* **Exercise prompt**: Repeat the listing exactly as given, omitting every image.

* **Information supplied**:
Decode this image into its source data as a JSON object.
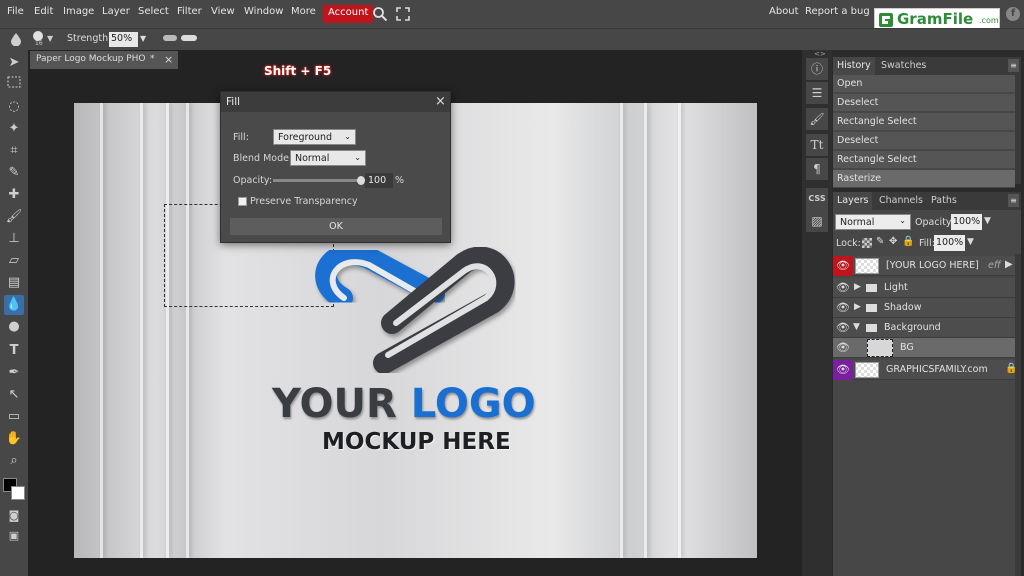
{
  "menu": {
    "items": [
      "File",
      "Edit",
      "Image",
      "Layer",
      "Select",
      "Filter",
      "View",
      "Window",
      "More"
    ],
    "account": "Account",
    "right_items": [
      "About",
      "Report a bug"
    ]
  },
  "watermark": {
    "name": "GramFile",
    "suffix": ".com"
  },
  "options": {
    "strength_label": "Strength:",
    "strength_value": "50%",
    "brush_size": "16"
  },
  "annotation": {
    "shortcut": "Shift + F5"
  },
  "document": {
    "tab_title": "Paper Logo Mockup PHO",
    "tab_modified": "*",
    "tab_close": "×"
  },
  "logo": {
    "line1_a": "YOUR ",
    "line1_b": "LOGO",
    "line2": "MOCKUP HERE"
  },
  "fill_dialog": {
    "title": "Fill",
    "close": "×",
    "fill_label": "Fill:",
    "fill_value": "Foreground",
    "blend_label": "Blend Mode:",
    "blend_value": "Normal",
    "opacity_label": "Opacity:",
    "opacity_value": "100",
    "opacity_unit": "%",
    "opacity_level": 1.0,
    "preserve_label": "Preserve Transparency",
    "preserve_checked": false,
    "ok_label": "OK"
  },
  "history_panel": {
    "tabs": [
      "History",
      "Swatches"
    ],
    "items": [
      "Open",
      "Deselect",
      "Rectangle Select",
      "Deselect",
      "Rectangle Select",
      "Rasterize"
    ]
  },
  "layers_panel": {
    "tabs": [
      "Layers",
      "Channels",
      "Paths"
    ],
    "blend_mode": "Normal",
    "opacity_label": "Opacity:",
    "opacity_value": "100%",
    "lock_label": "Lock:",
    "fill_label": "Fill:",
    "fill_value": "100%",
    "layers": [
      {
        "name": "[YOUR LOGO HERE]",
        "suffix": "eff",
        "kind": "smart"
      },
      {
        "name": "Light",
        "kind": "folder"
      },
      {
        "name": "Shadow",
        "kind": "folder"
      },
      {
        "name": "Background",
        "kind": "folder-open"
      },
      {
        "name": "BG",
        "kind": "layer"
      },
      {
        "name": "GRAPHICSFAMILY.com",
        "kind": "locked"
      }
    ]
  },
  "right_icons": {
    "css": "CSS",
    "text": "Tt",
    "paragraph": "¶"
  },
  "colors": {
    "accent_red": "#c0141c",
    "logo_blue": "#1a6fd1",
    "logo_dark": "#3a3d42",
    "purple": "#7a1fa0"
  }
}
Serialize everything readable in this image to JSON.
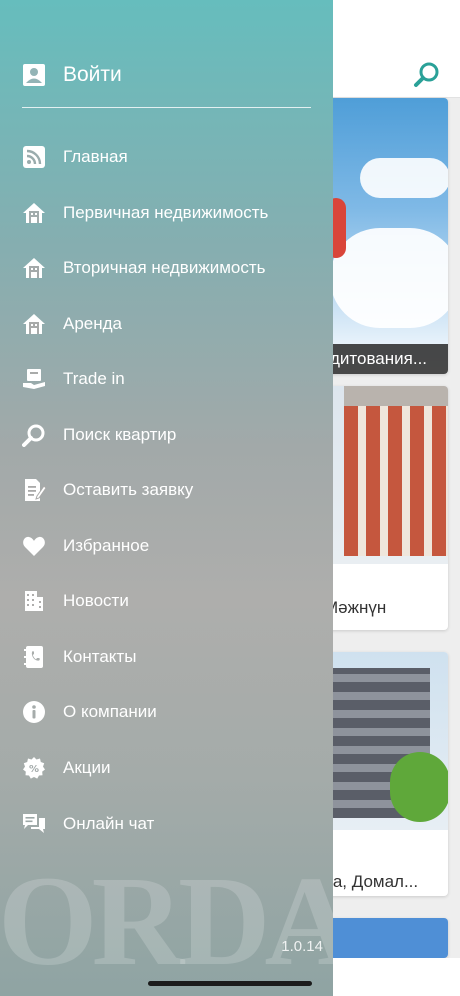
{
  "drawer": {
    "login_label": "Войти",
    "version": "1.0.14",
    "watermark": "ORDA",
    "items": [
      {
        "label": "Главная",
        "icon": "rss-icon"
      },
      {
        "label": "Первичная недвижимость",
        "icon": "house-icon"
      },
      {
        "label": "Вторичная недвижимость",
        "icon": "house-icon"
      },
      {
        "label": "Аренда",
        "icon": "house-icon"
      },
      {
        "label": "Trade in",
        "icon": "trade-in-icon"
      },
      {
        "label": "Поиск квартир",
        "icon": "search-icon"
      },
      {
        "label": "Оставить заявку",
        "icon": "edit-document-icon"
      },
      {
        "label": "Избранное",
        "icon": "heart-icon"
      },
      {
        "label": "Новости",
        "icon": "building-icon"
      },
      {
        "label": "Контакты",
        "icon": "contact-book-icon"
      },
      {
        "label": "О компании",
        "icon": "info-icon"
      },
      {
        "label": "Акции",
        "icon": "percent-badge-icon"
      },
      {
        "label": "Онлайн чат",
        "icon": "chat-icon"
      }
    ]
  },
  "feed": {
    "cards": [
      {
        "title": "дитования..."
      },
      {
        "title": "Мәжнүн"
      },
      {
        "title": "ва, Домал..."
      }
    ]
  },
  "colors": {
    "accent": "#2aa198",
    "drawer_top": "#66bdbd",
    "drawer_bottom": "#8fa4a3"
  }
}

* **Solution for this problem**:
Decode this image into its source data as a JSON object.
{
  "menu": {
    "items": [
      "File",
      "Edit",
      "Image",
      "Layer",
      "Select",
      "Filter",
      "View",
      "Window",
      "More"
    ],
    "account": "Account",
    "right_items": [
      "About",
      "Report a bug"
    ]
  },
  "watermark": {
    "name": "GramFile",
    "suffix": ".com"
  },
  "options": {
    "strength_label": "Strength:",
    "strength_value": "50%",
    "brush_size": "16"
  },
  "annotation": {
    "shortcut": "Shift + F5"
  },
  "document": {
    "tab_title": "Paper Logo Mockup PHO",
    "tab_modified": "*",
    "tab_close": "×"
  },
  "logo": {
    "line1_a": "YOUR ",
    "line1_b": "LOGO",
    "line2": "MOCKUP HERE"
  },
  "fill_dialog": {
    "title": "Fill",
    "close": "×",
    "fill_label": "Fill:",
    "fill_value": "Foreground",
    "blend_label": "Blend Mode:",
    "blend_value": "Normal",
    "opacity_label": "Opacity:",
    "opacity_value": "100",
    "opacity_unit": "%",
    "opacity_level": 1.0,
    "preserve_label": "Preserve Transparency",
    "preserve_checked": false,
    "ok_label": "OK"
  },
  "history_panel": {
    "tabs": [
      "History",
      "Swatches"
    ],
    "items": [
      "Open",
      "Deselect",
      "Rectangle Select",
      "Deselect",
      "Rectangle Select",
      "Rasterize"
    ]
  },
  "layers_panel": {
    "tabs": [
      "Layers",
      "Channels",
      "Paths"
    ],
    "blend_mode": "Normal",
    "opacity_label": "Opacity:",
    "opacity_value": "100%",
    "lock_label": "Lock:",
    "fill_label": "Fill:",
    "fill_value": "100%",
    "layers": [
      {
        "name": "[YOUR LOGO HERE]",
        "suffix": "eff",
        "kind": "smart"
      },
      {
        "name": "Light",
        "kind": "folder"
      },
      {
        "name": "Shadow",
        "kind": "folder"
      },
      {
        "name": "Background",
        "kind": "folder-open"
      },
      {
        "name": "BG",
        "kind": "layer"
      },
      {
        "name": "GRAPHICSFAMILY.com",
        "kind": "locked"
      }
    ]
  },
  "right_icons": {
    "css": "CSS",
    "text": "Tt",
    "paragraph": "¶"
  },
  "colors": {
    "accent_red": "#c0141c",
    "logo_blue": "#1a6fd1",
    "logo_dark": "#3a3d42",
    "purple": "#7a1fa0"
  }
}
Serialize everything readable in this image to JSON.
{
  "drawer": {
    "login_label": "Войти",
    "version": "1.0.14",
    "watermark": "ORDA",
    "items": [
      {
        "label": "Главная",
        "icon": "rss-icon"
      },
      {
        "label": "Первичная недвижимость",
        "icon": "house-icon"
      },
      {
        "label": "Вторичная недвижимость",
        "icon": "house-icon"
      },
      {
        "label": "Аренда",
        "icon": "house-icon"
      },
      {
        "label": "Trade in",
        "icon": "trade-in-icon"
      },
      {
        "label": "Поиск квартир",
        "icon": "search-icon"
      },
      {
        "label": "Оставить заявку",
        "icon": "edit-document-icon"
      },
      {
        "label": "Избранное",
        "icon": "heart-icon"
      },
      {
        "label": "Новости",
        "icon": "building-icon"
      },
      {
        "label": "Контакты",
        "icon": "contact-book-icon"
      },
      {
        "label": "О компании",
        "icon": "info-icon"
      },
      {
        "label": "Акции",
        "icon": "percent-badge-icon"
      },
      {
        "label": "Онлайн чат",
        "icon": "chat-icon"
      }
    ]
  },
  "feed": {
    "cards": [
      {
        "title": "дитования..."
      },
      {
        "title": "Мәжнүн"
      },
      {
        "title": "ва, Домал..."
      }
    ]
  },
  "colors": {
    "accent": "#2aa198",
    "drawer_top": "#66bdbd",
    "drawer_bottom": "#8fa4a3"
  }
}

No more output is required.